• **MATERIAL FOR THE TASK**:

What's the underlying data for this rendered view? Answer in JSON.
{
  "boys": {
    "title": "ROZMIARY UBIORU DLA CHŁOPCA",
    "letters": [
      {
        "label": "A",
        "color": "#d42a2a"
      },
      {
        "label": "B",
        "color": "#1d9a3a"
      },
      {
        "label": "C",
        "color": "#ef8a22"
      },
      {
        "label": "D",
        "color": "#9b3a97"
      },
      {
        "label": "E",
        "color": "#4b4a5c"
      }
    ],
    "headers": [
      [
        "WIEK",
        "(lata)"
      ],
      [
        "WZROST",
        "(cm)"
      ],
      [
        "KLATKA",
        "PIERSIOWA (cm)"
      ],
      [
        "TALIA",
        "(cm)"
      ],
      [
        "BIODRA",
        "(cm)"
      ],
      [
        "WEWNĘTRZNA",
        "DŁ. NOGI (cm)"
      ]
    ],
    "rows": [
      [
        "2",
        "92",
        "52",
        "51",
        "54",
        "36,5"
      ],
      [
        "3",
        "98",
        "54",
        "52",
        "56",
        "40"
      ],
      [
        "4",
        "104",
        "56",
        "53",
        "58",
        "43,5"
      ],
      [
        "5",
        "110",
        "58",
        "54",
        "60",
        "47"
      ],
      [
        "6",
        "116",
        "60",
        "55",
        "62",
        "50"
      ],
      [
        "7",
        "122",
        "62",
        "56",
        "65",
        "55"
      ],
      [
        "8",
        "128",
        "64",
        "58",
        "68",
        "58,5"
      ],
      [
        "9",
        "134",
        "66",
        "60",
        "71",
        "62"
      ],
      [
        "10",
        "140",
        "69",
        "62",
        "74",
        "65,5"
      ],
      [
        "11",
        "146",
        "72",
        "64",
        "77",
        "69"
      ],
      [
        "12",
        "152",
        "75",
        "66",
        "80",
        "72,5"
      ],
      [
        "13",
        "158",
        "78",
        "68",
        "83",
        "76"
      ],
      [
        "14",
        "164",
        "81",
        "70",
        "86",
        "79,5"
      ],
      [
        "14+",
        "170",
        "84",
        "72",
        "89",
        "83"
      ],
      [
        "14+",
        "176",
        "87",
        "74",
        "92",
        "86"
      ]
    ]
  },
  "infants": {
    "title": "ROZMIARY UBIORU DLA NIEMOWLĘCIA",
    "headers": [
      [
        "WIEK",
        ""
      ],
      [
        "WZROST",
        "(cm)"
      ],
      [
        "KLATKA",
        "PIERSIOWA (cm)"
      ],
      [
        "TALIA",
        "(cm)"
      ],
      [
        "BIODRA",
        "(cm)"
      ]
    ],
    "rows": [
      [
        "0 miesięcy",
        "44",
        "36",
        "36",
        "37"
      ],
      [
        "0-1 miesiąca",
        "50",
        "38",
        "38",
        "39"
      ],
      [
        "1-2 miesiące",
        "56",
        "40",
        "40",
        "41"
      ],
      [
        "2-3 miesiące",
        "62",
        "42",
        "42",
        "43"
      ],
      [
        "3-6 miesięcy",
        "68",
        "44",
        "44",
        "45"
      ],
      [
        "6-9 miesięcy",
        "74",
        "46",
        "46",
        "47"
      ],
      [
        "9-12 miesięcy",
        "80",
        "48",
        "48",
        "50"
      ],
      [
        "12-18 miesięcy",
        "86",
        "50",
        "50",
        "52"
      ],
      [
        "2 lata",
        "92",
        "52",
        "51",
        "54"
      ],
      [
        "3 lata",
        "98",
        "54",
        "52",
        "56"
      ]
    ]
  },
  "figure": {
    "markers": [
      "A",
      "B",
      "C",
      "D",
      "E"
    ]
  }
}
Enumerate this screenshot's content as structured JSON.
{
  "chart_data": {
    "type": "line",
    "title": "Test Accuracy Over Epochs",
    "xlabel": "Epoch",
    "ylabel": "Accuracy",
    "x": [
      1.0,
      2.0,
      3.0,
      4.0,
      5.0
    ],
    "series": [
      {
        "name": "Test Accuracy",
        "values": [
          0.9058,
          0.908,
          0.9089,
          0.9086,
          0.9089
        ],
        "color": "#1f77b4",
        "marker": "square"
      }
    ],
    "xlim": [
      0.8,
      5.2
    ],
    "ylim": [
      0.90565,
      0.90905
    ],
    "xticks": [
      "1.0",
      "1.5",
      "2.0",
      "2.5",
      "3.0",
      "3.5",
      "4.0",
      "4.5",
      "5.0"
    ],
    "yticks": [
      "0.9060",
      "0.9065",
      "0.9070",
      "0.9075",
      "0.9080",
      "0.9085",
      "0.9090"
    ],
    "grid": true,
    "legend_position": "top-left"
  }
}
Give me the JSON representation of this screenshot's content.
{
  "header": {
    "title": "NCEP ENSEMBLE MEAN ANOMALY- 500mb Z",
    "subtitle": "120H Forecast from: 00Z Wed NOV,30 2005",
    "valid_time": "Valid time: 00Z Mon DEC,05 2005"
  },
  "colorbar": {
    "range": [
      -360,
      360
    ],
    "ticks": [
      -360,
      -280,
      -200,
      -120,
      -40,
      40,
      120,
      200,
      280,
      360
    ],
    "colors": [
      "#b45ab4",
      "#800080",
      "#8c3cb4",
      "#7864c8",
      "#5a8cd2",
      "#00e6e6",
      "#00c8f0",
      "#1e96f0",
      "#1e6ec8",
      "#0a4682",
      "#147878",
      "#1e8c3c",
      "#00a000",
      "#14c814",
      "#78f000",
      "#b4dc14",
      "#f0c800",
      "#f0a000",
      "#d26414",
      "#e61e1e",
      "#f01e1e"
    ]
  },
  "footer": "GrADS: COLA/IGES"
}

• **SHORT PROBLEM**:
Go through the entries and repeat each one exactly.

• **RESULT**:
What's the underlying data for this rendered view? Answer in JSON.
{
  "boys": {
    "title": "ROZMIARY UBIORU DLA CHŁOPCA",
    "letters": [
      {
        "label": "A",
        "color": "#d42a2a"
      },
      {
        "label": "B",
        "color": "#1d9a3a"
      },
      {
        "label": "C",
        "color": "#ef8a22"
      },
      {
        "label": "D",
        "color": "#9b3a97"
      },
      {
        "label": "E",
        "color": "#4b4a5c"
      }
    ],
    "headers": [
      [
        "WIEK",
        "(lata)"
      ],
      [
        "WZROST",
        "(cm)"
      ],
      [
        "KLATKA",
        "PIERSIOWA (cm)"
      ],
      [
        "TALIA",
        "(cm)"
      ],
      [
        "BIODRA",
        "(cm)"
      ],
      [
        "WEWNĘTRZNA",
        "DŁ. NOGI (cm)"
      ]
    ],
    "rows": [
      [
        "2",
        "92",
        "52",
        "51",
        "54",
        "36,5"
      ],
      [
        "3",
        "98",
        "54",
        "52",
        "56",
        "40"
      ],
      [
        "4",
        "104",
        "56",
        "53",
        "58",
        "43,5"
      ],
      [
        "5",
        "110",
        "58",
        "54",
        "60",
        "47"
      ],
      [
        "6",
        "116",
        "60",
        "55",
        "62",
        "50"
      ],
      [
        "7",
        "122",
        "62",
        "56",
        "65",
        "55"
      ],
      [
        "8",
        "128",
        "64",
        "58",
        "68",
        "58,5"
      ],
      [
        "9",
        "134",
        "66",
        "60",
        "71",
        "62"
      ],
      [
        "10",
        "140",
        "69",
        "62",
        "74",
        "65,5"
      ],
      [
        "11",
        "146",
        "72",
        "64",
        "77",
        "69"
      ],
      [
        "12",
        "152",
        "75",
        "66",
        "80",
        "72,5"
      ],
      [
        "13",
        "158",
        "78",
        "68",
        "83",
        "76"
      ],
      [
        "14",
        "164",
        "81",
        "70",
        "86",
        "79,5"
      ],
      [
        "14+",
        "170",
        "84",
        "72",
        "89",
        "83"
      ],
      [
        "14+",
        "176",
        "87",
        "74",
        "92",
        "86"
      ]
    ]
  },
  "infants": {
    "title": "ROZMIARY UBIORU DLA NIEMOWLĘCIA",
    "headers": [
      [
        "WIEK",
        ""
      ],
      [
        "WZROST",
        "(cm)"
      ],
      [
        "KLATKA",
        "PIERSIOWA (cm)"
      ],
      [
        "TALIA",
        "(cm)"
      ],
      [
        "BIODRA",
        "(cm)"
      ]
    ],
    "rows": [
      [
        "0 miesięcy",
        "44",
        "36",
        "36",
        "37"
      ],
      [
        "0-1 miesiąca",
        "50",
        "38",
        "38",
        "39"
      ],
      [
        "1-2 miesiące",
        "56",
        "40",
        "40",
        "41"
      ],
      [
        "2-3 miesiące",
        "62",
        "42",
        "42",
        "43"
      ],
      [
        "3-6 miesięcy",
        "68",
        "44",
        "44",
        "45"
      ],
      [
        "6-9 miesięcy",
        "74",
        "46",
        "46",
        "47"
      ],
      [
        "9-12 miesięcy",
        "80",
        "48",
        "48",
        "50"
      ],
      [
        "12-18 miesięcy",
        "86",
        "50",
        "50",
        "52"
      ],
      [
        "2 lata",
        "92",
        "52",
        "51",
        "54"
      ],
      [
        "3 lata",
        "98",
        "54",
        "52",
        "56"
      ]
    ]
  },
  "figure": {
    "markers": [
      "A",
      "B",
      "C",
      "D",
      "E"
    ]
  }
}
Enumerate this screenshot's content as structured JSON.
{
  "chart_data": {
    "type": "line",
    "title": "Test Accuracy Over Epochs",
    "xlabel": "Epoch",
    "ylabel": "Accuracy",
    "x": [
      1.0,
      2.0,
      3.0,
      4.0,
      5.0
    ],
    "series": [
      {
        "name": "Test Accuracy",
        "values": [
          0.9058,
          0.908,
          0.9089,
          0.9086,
          0.9089
        ],
        "color": "#1f77b4",
        "marker": "square"
      }
    ],
    "xlim": [
      0.8,
      5.2
    ],
    "ylim": [
      0.90565,
      0.90905
    ],
    "xticks": [
      "1.0",
      "1.5",
      "2.0",
      "2.5",
      "3.0",
      "3.5",
      "4.0",
      "4.5",
      "5.0"
    ],
    "yticks": [
      "0.9060",
      "0.9065",
      "0.9070",
      "0.9075",
      "0.9080",
      "0.9085",
      "0.9090"
    ],
    "grid": true,
    "legend_position": "top-left"
  }
}
Give me the JSON representation of this screenshot's content.
{
  "header": {
    "title": "NCEP ENSEMBLE MEAN ANOMALY- 500mb Z",
    "subtitle": "120H Forecast from: 00Z Wed NOV,30 2005",
    "valid_time": "Valid time: 00Z Mon DEC,05 2005"
  },
  "colorbar": {
    "range": [
      -360,
      360
    ],
    "ticks": [
      -360,
      -280,
      -200,
      -120,
      -40,
      40,
      120,
      200,
      280,
      360
    ],
    "colors": [
      "#b45ab4",
      "#800080",
      "#8c3cb4",
      "#7864c8",
      "#5a8cd2",
      "#00e6e6",
      "#00c8f0",
      "#1e96f0",
      "#1e6ec8",
      "#0a4682",
      "#147878",
      "#1e8c3c",
      "#00a000",
      "#14c814",
      "#78f000",
      "#b4dc14",
      "#f0c800",
      "#f0a000",
      "#d26414",
      "#e61e1e",
      "#f01e1e"
    ]
  },
  "footer": "GrADS: COLA/IGES"
}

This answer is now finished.